■ **Task to complete**
Copy the data word for word, keeping every line.
______________________________
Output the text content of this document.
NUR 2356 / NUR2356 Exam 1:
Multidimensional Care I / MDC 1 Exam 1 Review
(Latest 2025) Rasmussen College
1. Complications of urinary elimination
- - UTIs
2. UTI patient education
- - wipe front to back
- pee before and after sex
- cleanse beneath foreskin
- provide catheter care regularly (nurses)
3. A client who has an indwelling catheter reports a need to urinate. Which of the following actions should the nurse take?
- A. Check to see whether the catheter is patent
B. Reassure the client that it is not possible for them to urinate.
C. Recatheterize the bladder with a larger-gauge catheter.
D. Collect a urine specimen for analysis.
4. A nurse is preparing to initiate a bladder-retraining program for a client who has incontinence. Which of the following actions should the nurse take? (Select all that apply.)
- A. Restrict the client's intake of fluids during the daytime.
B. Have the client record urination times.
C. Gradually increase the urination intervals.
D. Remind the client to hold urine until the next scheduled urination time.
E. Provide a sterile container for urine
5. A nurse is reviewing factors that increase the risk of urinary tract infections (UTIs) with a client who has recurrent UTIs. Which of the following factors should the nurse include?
______________________________
■ **Written answer**
Output the text content of this document.
NUR 2356 / NUR2356 Exam 1:
Multidimensional Care I / MDC 1 Exam 1 Review
(Latest 2025) Rasmussen College
1. Complications of urinary elimination
- - UTIs
2. UTI patient education
- - wipe front to back
- pee before and after sex
- cleanse beneath foreskin
- provide catheter care regularly (nurses)
3. A client who has an indwelling catheter reports a need to urinate. Which of the following actions should the nurse take?
- A. Check to see whether the catheter is patent
B. Reassure the client that it is not possible for them to urinate.
C. Recatheterize the bladder with a larger-gauge catheter.
D. Collect a urine specimen for analysis.
4. A nurse is preparing to initiate a bladder-retraining program for a client who has incontinence. Which of the following actions should the nurse take? (Select all that apply.)
- A. Restrict the client's intake of fluids during the daytime.
B. Have the client record urination times.
C. Gradually increase the urination intervals.
D. Remind the client to hold urine until the next scheduled urination time.
E. Provide a sterile container for urine
5. A nurse is reviewing factors that increase the risk of urinary tract infections (UTIs) with a client who has recurrent UTIs. Which of the following factors should the nurse include?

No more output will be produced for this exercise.